--- EXERCISE MATERIAL ---
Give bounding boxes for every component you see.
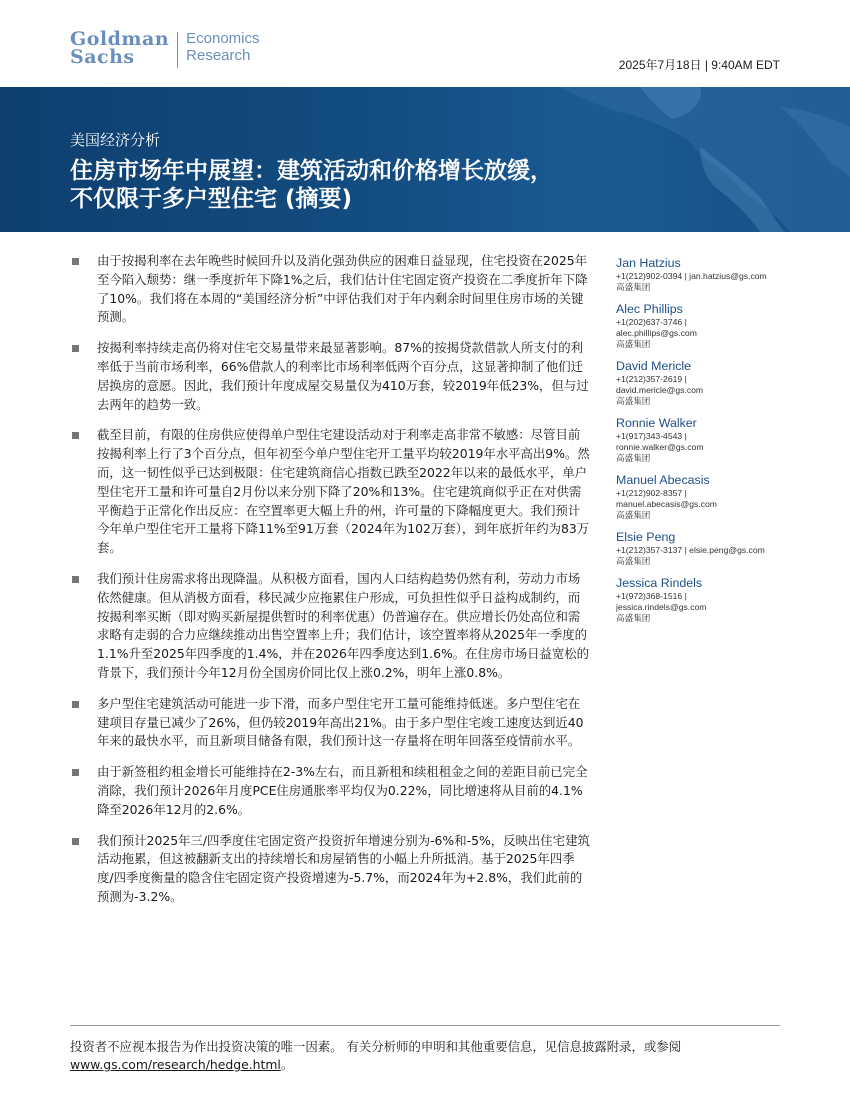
author-firm: 高盛集团 — [616, 396, 651, 406]
author-email[interactable]: ronnie.walker@gs.com — [616, 442, 704, 452]
author-phone: +1(202)637-3746 | — [616, 317, 687, 327]
author-jessica-rindels — [616, 576, 786, 624]
bullet-item — [70, 252, 590, 327]
author-elsie-peng — [616, 530, 786, 567]
disclaimer-end: 。 — [280, 1057, 294, 1072]
logo-subtitle — [186, 30, 259, 64]
title-banner — [0, 87, 850, 232]
author-contact[interactable]: +1(212)902-0394 | jan.hatzius@gs.com — [616, 271, 767, 281]
author-name: Jan Hatzius — [616, 256, 681, 270]
author-firm: 高盛集团 — [616, 556, 651, 566]
square-bullet-icon — [72, 258, 79, 265]
disclosure-link[interactable]: www.gs.com/research/hedge.html — [70, 1057, 281, 1072]
author-manuel-abecasis — [616, 473, 786, 521]
disclaimer-text: 投资者不应视本报告为作出投资决策的唯一因素。 有关分析师的申明和其他重要信息，见信息披露附录，或参阅 — [70, 1039, 682, 1054]
author-email[interactable]: alec.phillips@gs.com — [616, 328, 697, 338]
bullet-item — [70, 426, 590, 558]
logo-right2: Research — [186, 47, 251, 64]
author-email[interactable]: david.mericle@gs.com — [616, 385, 704, 395]
square-bullet-icon — [72, 345, 79, 352]
square-bullet-icon — [72, 701, 79, 708]
bullet-text: 我们预计住房需求将出现降温。从积极方面看，国内人口结构趋势仍然有利，劳动力市场依然健康。但从消极方面看，移民减少应拖累住户形成，可负担性似乎日益构成制约，而按揭利率买断（即对购买新屋提供暂时的利率优惠）仍普遍存在。供应增长仍处高位和需求略有走弱的合力应继续推动出售空置率上升；我们估计，该空置率将从2025年一季度的1.1%升至2025年四季度的1.4%，并在2026年四季度达到1.6%。在住房市场日益宽松的背景下，我们预计今年12月份全国房价同比仅上涨0.2%，明年上涨0.8%。 — [97, 570, 590, 680]
report-title — [70, 157, 710, 213]
author-name: Ronnie Walker — [616, 416, 697, 430]
report-title-line2: 不仅限于多户型住宅 (摘要) — [70, 186, 353, 212]
bullet-text: 我们预计2025年三/四季度住宅固定资产投资折年增速分别为-6%和-5%，反映出住宅建筑活动拖累，但这被翻新支出的持续增长和房屋销售的小幅上升所抵消。基于2025年四季度/四季度衡量的隐含住宅固定资产投资增速为-5.7%，而2024年为+2.8%，我们此前的预测为-3.2%。 — [97, 832, 590, 904]
author-name: David Mericle — [616, 359, 692, 373]
bullet-item — [70, 695, 590, 751]
bullet-text: 按揭利率持续走高仍将对住宅交易量带来最显著影响。87%的按揭贷款借款人所支付的利率低于当前市场利率，66%借款人的利率比市场利率低两个百分点，这显著抑制了他们迁居换房的意愿。因此，我们预计年度成屋交易量仅为410万套，较2019年低23%，但与过去两年的趋势一致。 — [97, 340, 589, 412]
bullet-text: 多户型住宅建筑活动可能进一步下滑，而多户型住宅开工量可能维持低迷。多户型住宅在建项目存量已减少了26%，但仍较2019年高出21%。由于多户型住宅竣工速度达到近40年来的最快水平，而且新项目储备有限，我们预计这一存量将在明年回落至疫情前水平。 — [97, 695, 584, 749]
bullet-item — [70, 763, 590, 819]
bullet-text: 截至目前，有限的住房供应使得单户型住宅建设活动对于利率走高非常不敏感：尽管目前按揭利率上行了3个百分点，但年初至今单户型住宅开工量平均较2019年水平高出9%。然而，这一韧性似乎已达到极限：住宅建筑商信心指数已跌至2022年以来的最低水平，单户型住宅开工量和许可量自2月份以来分别下降了20%和13%。住宅建筑商似乎正在对供需平衡趋于正常化作出反应：在空置率更大幅上升的州，许可量的下降幅度更大。我们预计今年单户型住宅开工量将下降11%至91万套（2024年为102万套），到年底折年约为83万套。 — [97, 427, 590, 556]
author-name: Alec Phillips — [616, 302, 683, 316]
report-date: 2025年7月18日 | 9:40AM EDT — [618, 58, 780, 72]
disclaimer — [70, 1038, 790, 1074]
goldman-sachs-logo — [70, 30, 260, 70]
author-firm: 高盛集团 — [616, 453, 651, 463]
bullet-item — [70, 832, 590, 907]
logo-wordmark — [70, 30, 169, 66]
author-email[interactable]: jessica.rindels@gs.com — [616, 602, 707, 612]
square-bullet-icon — [72, 769, 79, 776]
author-firm: 高盛集团 — [616, 510, 651, 520]
author-contact[interactable]: +1(212)357-3137 | elsie.peng@gs.com — [616, 545, 765, 555]
author-ronnie-walker — [616, 416, 786, 464]
summary-bullets — [70, 252, 590, 919]
author-email[interactable]: manuel.abecasis@gs.com — [616, 499, 717, 509]
author-firm: 高盛集团 — [616, 613, 651, 623]
report-title-line1: 住房市场年中展望：建筑活动和价格增长放缓， — [70, 158, 553, 184]
author-phone: +1(212)357-2619 | — [616, 374, 687, 384]
bullet-text: 由于新签租约租金增长可能维持在2-3%左右，而且新租和续租租金之间的差距目前已完全消除，我们预计2026年月度PCE住房通胀率平均仅为0.22%，同比增速将从目前的4.1%降至2026年12月的2.6%。 — [97, 764, 588, 817]
author-alec-phillips — [616, 302, 786, 350]
bullet-text: 由于按揭利率在去年晚些时候回升以及消化强劲供应的困难日益显现，住宅投资在2025年至今陷入颓势：继一季度折年下降1%之后，我们估计住宅固定资产投资在二季度折年下降了10%。我们将在本周的“美国经济分析”中评估我们对于年内剩余时间里住房市场的关键预测。 — [97, 253, 588, 325]
author-firm: 高盛集团 — [616, 282, 651, 292]
square-bullet-icon — [72, 838, 79, 845]
author-firm: 高盛集团 — [616, 339, 651, 349]
logo-right1: Economics — [186, 30, 260, 47]
author-phone: +1(917)343-4543 | — [616, 431, 687, 441]
square-bullet-icon — [72, 432, 79, 439]
bullet-item — [70, 570, 590, 683]
author-phone: +1(212)902-8357 | — [616, 488, 687, 498]
square-bullet-icon — [72, 576, 79, 583]
author-david-mericle — [616, 359, 786, 407]
logo-line1: Goldman — [70, 28, 170, 50]
author-list — [616, 256, 786, 633]
author-name: Manuel Abecasis — [616, 473, 710, 487]
logo-divider — [177, 32, 178, 68]
banner-subtitle: 美国经济分析 — [70, 131, 161, 149]
author-jan-hatzius — [616, 256, 786, 293]
author-phone: +1(972)368-1516 | — [616, 591, 687, 601]
logo-line2: Sachs — [70, 46, 135, 68]
footer-divider — [70, 1025, 780, 1026]
bullet-item — [70, 339, 590, 414]
author-name: Elsie Peng — [616, 530, 676, 544]
author-name: Jessica Rindels — [616, 576, 703, 590]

--- WORK INSTRUCTIONS ---
Retype every line of the records above without any change, and leave out the pictures.

--- THE OUTPUT ---
Give bounding boxes for every component you see.
author-firm: 高盛集团 — [616, 396, 651, 406]
author-email[interactable]: ronnie.walker@gs.com — [616, 442, 704, 452]
author-phone: +1(202)637-3746 | — [616, 317, 687, 327]
author-jessica-rindels — [616, 576, 786, 624]
bullet-item — [70, 252, 590, 327]
author-elsie-peng — [616, 530, 786, 567]
disclaimer-end: 。 — [280, 1057, 294, 1072]
logo-subtitle — [186, 30, 259, 64]
title-banner — [0, 87, 850, 232]
author-contact[interactable]: +1(212)902-0394 | jan.hatzius@gs.com — [616, 271, 767, 281]
author-name: Jan Hatzius — [616, 256, 681, 270]
author-firm: 高盛集团 — [616, 556, 651, 566]
square-bullet-icon — [72, 258, 79, 265]
disclosure-link[interactable]: www.gs.com/research/hedge.html — [70, 1057, 281, 1072]
author-manuel-abecasis — [616, 473, 786, 521]
disclaimer-text: 投资者不应视本报告为作出投资决策的唯一因素。 有关分析师的申明和其他重要信息，见信息披露附录，或参阅 — [70, 1039, 682, 1054]
author-email[interactable]: alec.phillips@gs.com — [616, 328, 697, 338]
bullet-item — [70, 426, 590, 558]
logo-right2: Research — [186, 47, 251, 64]
author-email[interactable]: david.mericle@gs.com — [616, 385, 704, 395]
square-bullet-icon — [72, 345, 79, 352]
square-bullet-icon — [72, 701, 79, 708]
bullet-text: 我们预计住房需求将出现降温。从积极方面看，国内人口结构趋势仍然有利，劳动力市场依然健康。但从消极方面看，移民减少应拖累住户形成，可负担性似乎日益构成制约，而按揭利率买断（即对购买新屋提供暂时的利率优惠）仍普遍存在。供应增长仍处高位和需求略有走弱的合力应继续推动出售空置率上升；我们估计，该空置率将从2025年一季度的1.1%升至2025年四季度的1.4%，并在2026年四季度达到1.6%。在住房市场日益宽松的背景下，我们预计今年12月份全国房价同比仅上涨0.2%，明年上涨0.8%。 — [97, 570, 590, 680]
report-title — [70, 157, 710, 213]
author-name: Ronnie Walker — [616, 416, 697, 430]
report-title-line2: 不仅限于多户型住宅 (摘要) — [70, 186, 353, 212]
bullet-text: 我们预计2025年三/四季度住宅固定资产投资折年增速分别为-6%和-5%，反映出住宅建筑活动拖累，但这被翻新支出的持续增长和房屋销售的小幅上升所抵消。基于2025年四季度/四季度衡量的隐含住宅固定资产投资增速为-5.7%，而2024年为+2.8%，我们此前的预测为-3.2%。 — [97, 832, 590, 904]
author-name: David Mericle — [616, 359, 692, 373]
bullet-item — [70, 695, 590, 751]
bullet-text: 按揭利率持续走高仍将对住宅交易量带来最显著影响。87%的按揭贷款借款人所支付的利率低于当前市场利率，66%借款人的利率比市场利率低两个百分点，这显著抑制了他们迁居换房的意愿。因此，我们预计年度成屋交易量仅为410万套，较2019年低23%，但与过去两年的趋势一致。 — [97, 340, 589, 412]
bullet-text: 多户型住宅建筑活动可能进一步下滑，而多户型住宅开工量可能维持低迷。多户型住宅在建项目存量已减少了26%，但仍较2019年高出21%。由于多户型住宅竣工速度达到近40年来的最快水平，而且新项目储备有限，我们预计这一存量将在明年回落至疫情前水平。 — [97, 695, 584, 749]
bullet-item — [70, 763, 590, 819]
bullet-text: 截至目前，有限的住房供应使得单户型住宅建设活动对于利率走高非常不敏感：尽管目前按揭利率上行了3个百分点，但年初至今单户型住宅开工量平均较2019年水平高出9%。然而，这一韧性似乎已达到极限：住宅建筑商信心指数已跌至2022年以来的最低水平，单户型住宅开工量和许可量自2月份以来分别下降了20%和13%。住宅建筑商似乎正在对供需平衡趋于正常化作出反应：在空置率更大幅上升的州，许可量的下降幅度更大。我们预计今年单户型住宅开工量将下降11%至91万套（2024年为102万套），到年底折年约为83万套。 — [97, 427, 590, 556]
author-name: Alec Phillips — [616, 302, 683, 316]
report-date: 2025年7月18日 | 9:40AM EDT — [618, 58, 780, 72]
disclaimer — [70, 1038, 790, 1074]
goldman-sachs-logo — [70, 30, 260, 70]
author-firm: 高盛集团 — [616, 453, 651, 463]
bullet-item — [70, 832, 590, 907]
logo-wordmark — [70, 30, 169, 66]
author-email[interactable]: jessica.rindels@gs.com — [616, 602, 707, 612]
square-bullet-icon — [72, 769, 79, 776]
author-firm: 高盛集团 — [616, 510, 651, 520]
author-contact[interactable]: +1(212)357-3137 | elsie.peng@gs.com — [616, 545, 765, 555]
author-ronnie-walker — [616, 416, 786, 464]
summary-bullets — [70, 252, 590, 919]
author-email[interactable]: manuel.abecasis@gs.com — [616, 499, 717, 509]
author-firm: 高盛集团 — [616, 613, 651, 623]
report-title-line1: 住房市场年中展望：建筑活动和价格增长放缓， — [70, 158, 553, 184]
author-phone: +1(212)357-2619 | — [616, 374, 687, 384]
bullet-text: 由于新签租约租金增长可能维持在2-3%左右，而且新租和续租租金之间的差距目前已完全消除，我们预计2026年月度PCE住房通胀率平均仅为0.22%，同比增速将从目前的4.1%降至2026年12月的2.6%。 — [97, 764, 588, 817]
author-alec-phillips — [616, 302, 786, 350]
bullet-text: 由于按揭利率在去年晚些时候回升以及消化强劲供应的困难日益显现，住宅投资在2025年至今陷入颓势：继一季度折年下降1%之后，我们估计住宅固定资产投资在二季度折年下降了10%。我们将在本周的“美国经济分析”中评估我们对于年内剩余时间里住房市场的关键预测。 — [97, 253, 588, 325]
author-firm: 高盛集团 — [616, 282, 651, 292]
square-bullet-icon — [72, 838, 79, 845]
author-firm: 高盛集团 — [616, 339, 651, 349]
logo-right1: Economics — [186, 30, 260, 47]
author-phone: +1(917)343-4543 | — [616, 431, 687, 441]
square-bullet-icon — [72, 432, 79, 439]
bullet-item — [70, 570, 590, 683]
author-phone: +1(212)902-8357 | — [616, 488, 687, 498]
square-bullet-icon — [72, 576, 79, 583]
author-david-mericle — [616, 359, 786, 407]
logo-line1: Goldman — [70, 28, 170, 50]
author-list — [616, 256, 786, 633]
author-name: Manuel Abecasis — [616, 473, 710, 487]
logo-divider — [177, 32, 178, 68]
banner-subtitle: 美国经济分析 — [70, 131, 161, 149]
author-jan-hatzius — [616, 256, 786, 293]
author-phone: +1(972)368-1516 | — [616, 591, 687, 601]
logo-line2: Sachs — [70, 46, 135, 68]
footer-divider — [70, 1025, 780, 1026]
bullet-item — [70, 339, 590, 414]
author-name: Elsie Peng — [616, 530, 676, 544]
author-name: Jessica Rindels — [616, 576, 703, 590]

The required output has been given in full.